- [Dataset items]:
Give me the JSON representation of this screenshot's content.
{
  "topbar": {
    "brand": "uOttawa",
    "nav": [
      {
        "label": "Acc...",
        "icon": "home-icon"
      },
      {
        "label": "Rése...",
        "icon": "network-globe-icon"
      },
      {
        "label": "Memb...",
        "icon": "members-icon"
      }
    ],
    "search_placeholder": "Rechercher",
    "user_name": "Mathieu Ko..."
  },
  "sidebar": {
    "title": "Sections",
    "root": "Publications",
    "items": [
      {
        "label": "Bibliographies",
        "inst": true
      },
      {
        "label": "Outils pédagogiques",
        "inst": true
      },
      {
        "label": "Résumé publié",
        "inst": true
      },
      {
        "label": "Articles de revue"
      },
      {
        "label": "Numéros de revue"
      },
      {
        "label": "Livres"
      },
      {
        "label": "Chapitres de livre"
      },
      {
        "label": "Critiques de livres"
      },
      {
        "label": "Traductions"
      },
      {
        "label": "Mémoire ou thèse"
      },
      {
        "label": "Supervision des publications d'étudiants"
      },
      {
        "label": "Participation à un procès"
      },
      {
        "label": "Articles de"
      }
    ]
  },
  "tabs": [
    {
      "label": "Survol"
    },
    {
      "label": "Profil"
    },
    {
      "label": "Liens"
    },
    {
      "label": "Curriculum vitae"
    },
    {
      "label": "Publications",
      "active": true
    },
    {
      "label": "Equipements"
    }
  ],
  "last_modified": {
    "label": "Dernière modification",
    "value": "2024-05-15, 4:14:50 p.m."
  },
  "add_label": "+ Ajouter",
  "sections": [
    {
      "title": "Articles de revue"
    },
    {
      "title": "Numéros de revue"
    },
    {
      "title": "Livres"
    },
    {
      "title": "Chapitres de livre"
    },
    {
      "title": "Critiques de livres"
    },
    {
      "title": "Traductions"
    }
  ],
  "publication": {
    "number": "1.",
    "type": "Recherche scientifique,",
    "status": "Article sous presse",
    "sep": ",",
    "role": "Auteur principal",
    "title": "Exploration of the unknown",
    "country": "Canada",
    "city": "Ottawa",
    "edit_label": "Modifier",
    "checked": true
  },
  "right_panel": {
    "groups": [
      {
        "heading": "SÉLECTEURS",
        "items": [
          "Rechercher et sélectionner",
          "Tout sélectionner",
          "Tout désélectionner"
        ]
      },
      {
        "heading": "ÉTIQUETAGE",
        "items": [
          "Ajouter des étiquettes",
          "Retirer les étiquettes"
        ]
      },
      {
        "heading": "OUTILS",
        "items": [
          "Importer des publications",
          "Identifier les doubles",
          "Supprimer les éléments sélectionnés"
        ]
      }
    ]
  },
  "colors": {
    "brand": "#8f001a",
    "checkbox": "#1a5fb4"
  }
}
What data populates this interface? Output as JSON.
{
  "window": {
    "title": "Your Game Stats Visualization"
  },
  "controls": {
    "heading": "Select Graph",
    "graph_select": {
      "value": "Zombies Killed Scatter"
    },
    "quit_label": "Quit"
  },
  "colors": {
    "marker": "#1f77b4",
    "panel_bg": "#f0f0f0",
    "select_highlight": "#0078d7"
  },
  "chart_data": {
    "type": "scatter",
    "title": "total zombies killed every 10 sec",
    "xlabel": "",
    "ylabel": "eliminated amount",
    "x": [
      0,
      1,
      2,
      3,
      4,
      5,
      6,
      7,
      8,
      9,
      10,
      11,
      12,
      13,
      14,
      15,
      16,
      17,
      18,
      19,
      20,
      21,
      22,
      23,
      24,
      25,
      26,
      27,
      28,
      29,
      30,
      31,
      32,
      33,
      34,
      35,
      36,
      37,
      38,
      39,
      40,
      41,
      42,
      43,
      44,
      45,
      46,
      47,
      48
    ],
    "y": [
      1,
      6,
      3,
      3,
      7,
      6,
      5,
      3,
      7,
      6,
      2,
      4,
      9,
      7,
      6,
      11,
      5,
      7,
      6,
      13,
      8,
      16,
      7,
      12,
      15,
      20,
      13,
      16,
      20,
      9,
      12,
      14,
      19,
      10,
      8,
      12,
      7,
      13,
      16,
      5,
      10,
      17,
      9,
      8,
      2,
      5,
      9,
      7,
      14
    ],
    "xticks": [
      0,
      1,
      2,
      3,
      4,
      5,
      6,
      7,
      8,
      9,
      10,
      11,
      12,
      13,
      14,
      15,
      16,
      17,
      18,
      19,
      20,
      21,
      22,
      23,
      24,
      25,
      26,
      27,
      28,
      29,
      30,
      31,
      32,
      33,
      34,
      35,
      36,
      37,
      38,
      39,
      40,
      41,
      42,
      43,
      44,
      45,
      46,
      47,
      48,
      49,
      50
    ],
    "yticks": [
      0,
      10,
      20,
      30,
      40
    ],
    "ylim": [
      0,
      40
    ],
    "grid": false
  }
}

- [EXERCISE TASK]: Your task is to reproduce all of the records exactly.

- [CORRECT ANSWER]:
Give me the JSON representation of this screenshot's content.
{
  "topbar": {
    "brand": "uOttawa",
    "nav": [
      {
        "label": "Acc...",
        "icon": "home-icon"
      },
      {
        "label": "Rése...",
        "icon": "network-globe-icon"
      },
      {
        "label": "Memb...",
        "icon": "members-icon"
      }
    ],
    "search_placeholder": "Rechercher",
    "user_name": "Mathieu Ko..."
  },
  "sidebar": {
    "title": "Sections",
    "root": "Publications",
    "items": [
      {
        "label": "Bibliographies",
        "inst": true
      },
      {
        "label": "Outils pédagogiques",
        "inst": true
      },
      {
        "label": "Résumé publié",
        "inst": true
      },
      {
        "label": "Articles de revue"
      },
      {
        "label": "Numéros de revue"
      },
      {
        "label": "Livres"
      },
      {
        "label": "Chapitres de livre"
      },
      {
        "label": "Critiques de livres"
      },
      {
        "label": "Traductions"
      },
      {
        "label": "Mémoire ou thèse"
      },
      {
        "label": "Supervision des publications d'étudiants"
      },
      {
        "label": "Participation à un procès"
      },
      {
        "label": "Articles de"
      }
    ]
  },
  "tabs": [
    {
      "label": "Survol"
    },
    {
      "label": "Profil"
    },
    {
      "label": "Liens"
    },
    {
      "label": "Curriculum vitae"
    },
    {
      "label": "Publications",
      "active": true
    },
    {
      "label": "Equipements"
    }
  ],
  "last_modified": {
    "label": "Dernière modification",
    "value": "2024-05-15, 4:14:50 p.m."
  },
  "add_label": "+ Ajouter",
  "sections": [
    {
      "title": "Articles de revue"
    },
    {
      "title": "Numéros de revue"
    },
    {
      "title": "Livres"
    },
    {
      "title": "Chapitres de livre"
    },
    {
      "title": "Critiques de livres"
    },
    {
      "title": "Traductions"
    }
  ],
  "publication": {
    "number": "1.",
    "type": "Recherche scientifique,",
    "status": "Article sous presse",
    "sep": ",",
    "role": "Auteur principal",
    "title": "Exploration of the unknown",
    "country": "Canada",
    "city": "Ottawa",
    "edit_label": "Modifier",
    "checked": true
  },
  "right_panel": {
    "groups": [
      {
        "heading": "SÉLECTEURS",
        "items": [
          "Rechercher et sélectionner",
          "Tout sélectionner",
          "Tout désélectionner"
        ]
      },
      {
        "heading": "ÉTIQUETAGE",
        "items": [
          "Ajouter des étiquettes",
          "Retirer les étiquettes"
        ]
      },
      {
        "heading": "OUTILS",
        "items": [
          "Importer des publications",
          "Identifier les doubles",
          "Supprimer les éléments sélectionnés"
        ]
      }
    ]
  },
  "colors": {
    "brand": "#8f001a",
    "checkbox": "#1a5fb4"
  }
}
What data populates this interface? Output as JSON.
{
  "window": {
    "title": "Your Game Stats Visualization"
  },
  "controls": {
    "heading": "Select Graph",
    "graph_select": {
      "value": "Zombies Killed Scatter"
    },
    "quit_label": "Quit"
  },
  "colors": {
    "marker": "#1f77b4",
    "panel_bg": "#f0f0f0",
    "select_highlight": "#0078d7"
  },
  "chart_data": {
    "type": "scatter",
    "title": "total zombies killed every 10 sec",
    "xlabel": "",
    "ylabel": "eliminated amount",
    "x": [
      0,
      1,
      2,
      3,
      4,
      5,
      6,
      7,
      8,
      9,
      10,
      11,
      12,
      13,
      14,
      15,
      16,
      17,
      18,
      19,
      20,
      21,
      22,
      23,
      24,
      25,
      26,
      27,
      28,
      29,
      30,
      31,
      32,
      33,
      34,
      35,
      36,
      37,
      38,
      39,
      40,
      41,
      42,
      43,
      44,
      45,
      46,
      47,
      48
    ],
    "y": [
      1,
      6,
      3,
      3,
      7,
      6,
      5,
      3,
      7,
      6,
      2,
      4,
      9,
      7,
      6,
      11,
      5,
      7,
      6,
      13,
      8,
      16,
      7,
      12,
      15,
      20,
      13,
      16,
      20,
      9,
      12,
      14,
      19,
      10,
      8,
      12,
      7,
      13,
      16,
      5,
      10,
      17,
      9,
      8,
      2,
      5,
      9,
      7,
      14
    ],
    "xticks": [
      0,
      1,
      2,
      3,
      4,
      5,
      6,
      7,
      8,
      9,
      10,
      11,
      12,
      13,
      14,
      15,
      16,
      17,
      18,
      19,
      20,
      21,
      22,
      23,
      24,
      25,
      26,
      27,
      28,
      29,
      30,
      31,
      32,
      33,
      34,
      35,
      36,
      37,
      38,
      39,
      40,
      41,
      42,
      43,
      44,
      45,
      46,
      47,
      48,
      49,
      50
    ],
    "yticks": [
      0,
      10,
      20,
      30,
      40
    ],
    "ylim": [
      0,
      40
    ],
    "grid": false
  }
}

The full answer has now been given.